→ Required work
Reproduce all of the material word for word.

# Records supplied start

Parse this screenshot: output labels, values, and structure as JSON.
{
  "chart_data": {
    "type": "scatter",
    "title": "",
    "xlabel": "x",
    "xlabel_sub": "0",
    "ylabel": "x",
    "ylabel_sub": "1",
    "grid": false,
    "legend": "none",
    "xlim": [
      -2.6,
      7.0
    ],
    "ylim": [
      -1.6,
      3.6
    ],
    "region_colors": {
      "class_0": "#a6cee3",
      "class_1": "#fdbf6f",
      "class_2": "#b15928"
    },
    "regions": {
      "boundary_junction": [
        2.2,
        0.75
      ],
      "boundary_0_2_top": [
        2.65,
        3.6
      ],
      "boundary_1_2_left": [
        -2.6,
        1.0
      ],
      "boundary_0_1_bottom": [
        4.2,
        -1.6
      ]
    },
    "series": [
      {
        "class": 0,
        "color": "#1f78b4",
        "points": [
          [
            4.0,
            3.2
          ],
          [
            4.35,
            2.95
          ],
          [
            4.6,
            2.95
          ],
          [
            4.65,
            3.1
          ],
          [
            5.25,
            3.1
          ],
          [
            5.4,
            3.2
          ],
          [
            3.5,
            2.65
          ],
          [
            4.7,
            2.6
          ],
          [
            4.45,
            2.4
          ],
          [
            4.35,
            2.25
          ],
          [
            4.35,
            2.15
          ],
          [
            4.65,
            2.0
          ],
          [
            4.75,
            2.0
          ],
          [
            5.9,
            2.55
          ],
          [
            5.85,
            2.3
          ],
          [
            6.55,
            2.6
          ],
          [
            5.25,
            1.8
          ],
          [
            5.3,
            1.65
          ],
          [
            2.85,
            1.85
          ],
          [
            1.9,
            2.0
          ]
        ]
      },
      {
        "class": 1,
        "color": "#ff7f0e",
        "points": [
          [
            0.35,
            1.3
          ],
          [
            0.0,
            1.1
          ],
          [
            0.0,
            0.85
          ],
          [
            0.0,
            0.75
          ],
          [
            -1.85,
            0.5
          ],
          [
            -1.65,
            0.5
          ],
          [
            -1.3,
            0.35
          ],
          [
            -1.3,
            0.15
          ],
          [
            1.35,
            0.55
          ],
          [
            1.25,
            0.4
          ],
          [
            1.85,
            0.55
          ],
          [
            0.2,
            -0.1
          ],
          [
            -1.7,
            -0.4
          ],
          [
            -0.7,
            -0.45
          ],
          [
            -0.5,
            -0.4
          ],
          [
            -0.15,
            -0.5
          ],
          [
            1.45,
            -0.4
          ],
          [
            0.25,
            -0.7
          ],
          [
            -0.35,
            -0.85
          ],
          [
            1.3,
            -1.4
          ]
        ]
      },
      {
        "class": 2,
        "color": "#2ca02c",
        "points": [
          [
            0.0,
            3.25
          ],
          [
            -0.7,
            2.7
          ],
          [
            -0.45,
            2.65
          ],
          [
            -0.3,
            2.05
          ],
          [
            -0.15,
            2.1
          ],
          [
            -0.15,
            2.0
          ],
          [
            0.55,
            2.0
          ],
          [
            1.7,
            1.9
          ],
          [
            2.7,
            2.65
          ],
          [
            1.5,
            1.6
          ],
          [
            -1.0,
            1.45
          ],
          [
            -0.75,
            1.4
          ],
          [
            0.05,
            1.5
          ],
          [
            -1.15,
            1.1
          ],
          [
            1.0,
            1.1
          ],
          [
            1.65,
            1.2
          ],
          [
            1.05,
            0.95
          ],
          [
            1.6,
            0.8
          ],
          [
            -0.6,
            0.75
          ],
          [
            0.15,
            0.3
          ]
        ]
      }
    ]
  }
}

# Records supplied end

→ Completed task
Parse this screenshot: output labels, values, and structure as JSON.
{
  "chart_data": {
    "type": "scatter",
    "title": "",
    "xlabel": "x",
    "xlabel_sub": "0",
    "ylabel": "x",
    "ylabel_sub": "1",
    "grid": false,
    "legend": "none",
    "xlim": [
      -2.6,
      7.0
    ],
    "ylim": [
      -1.6,
      3.6
    ],
    "region_colors": {
      "class_0": "#a6cee3",
      "class_1": "#fdbf6f",
      "class_2": "#b15928"
    },
    "regions": {
      "boundary_junction": [
        2.2,
        0.75
      ],
      "boundary_0_2_top": [
        2.65,
        3.6
      ],
      "boundary_1_2_left": [
        -2.6,
        1.0
      ],
      "boundary_0_1_bottom": [
        4.2,
        -1.6
      ]
    },
    "series": [
      {
        "class": 0,
        "color": "#1f78b4",
        "points": [
          [
            4.0,
            3.2
          ],
          [
            4.35,
            2.95
          ],
          [
            4.6,
            2.95
          ],
          [
            4.65,
            3.1
          ],
          [
            5.25,
            3.1
          ],
          [
            5.4,
            3.2
          ],
          [
            3.5,
            2.65
          ],
          [
            4.7,
            2.6
          ],
          [
            4.45,
            2.4
          ],
          [
            4.35,
            2.25
          ],
          [
            4.35,
            2.15
          ],
          [
            4.65,
            2.0
          ],
          [
            4.75,
            2.0
          ],
          [
            5.9,
            2.55
          ],
          [
            5.85,
            2.3
          ],
          [
            6.55,
            2.6
          ],
          [
            5.25,
            1.8
          ],
          [
            5.3,
            1.65
          ],
          [
            2.85,
            1.85
          ],
          [
            1.9,
            2.0
          ]
        ]
      },
      {
        "class": 1,
        "color": "#ff7f0e",
        "points": [
          [
            0.35,
            1.3
          ],
          [
            0.0,
            1.1
          ],
          [
            0.0,
            0.85
          ],
          [
            0.0,
            0.75
          ],
          [
            -1.85,
            0.5
          ],
          [
            -1.65,
            0.5
          ],
          [
            -1.3,
            0.35
          ],
          [
            -1.3,
            0.15
          ],
          [
            1.35,
            0.55
          ],
          [
            1.25,
            0.4
          ],
          [
            1.85,
            0.55
          ],
          [
            0.2,
            -0.1
          ],
          [
            -1.7,
            -0.4
          ],
          [
            -0.7,
            -0.45
          ],
          [
            -0.5,
            -0.4
          ],
          [
            -0.15,
            -0.5
          ],
          [
            1.45,
            -0.4
          ],
          [
            0.25,
            -0.7
          ],
          [
            -0.35,
            -0.85
          ],
          [
            1.3,
            -1.4
          ]
        ]
      },
      {
        "class": 2,
        "color": "#2ca02c",
        "points": [
          [
            0.0,
            3.25
          ],
          [
            -0.7,
            2.7
          ],
          [
            -0.45,
            2.65
          ],
          [
            -0.3,
            2.05
          ],
          [
            -0.15,
            2.1
          ],
          [
            -0.15,
            2.0
          ],
          [
            0.55,
            2.0
          ],
          [
            1.7,
            1.9
          ],
          [
            2.7,
            2.65
          ],
          [
            1.5,
            1.6
          ],
          [
            -1.0,
            1.45
          ],
          [
            -0.75,
            1.4
          ],
          [
            0.05,
            1.5
          ],
          [
            -1.15,
            1.1
          ],
          [
            1.0,
            1.1
          ],
          [
            1.65,
            1.2
          ],
          [
            1.05,
            0.95
          ],
          [
            1.6,
            0.8
          ],
          [
            -0.6,
            0.75
          ],
          [
            0.15,
            0.3
          ]
        ]
      }
    ]
  }
}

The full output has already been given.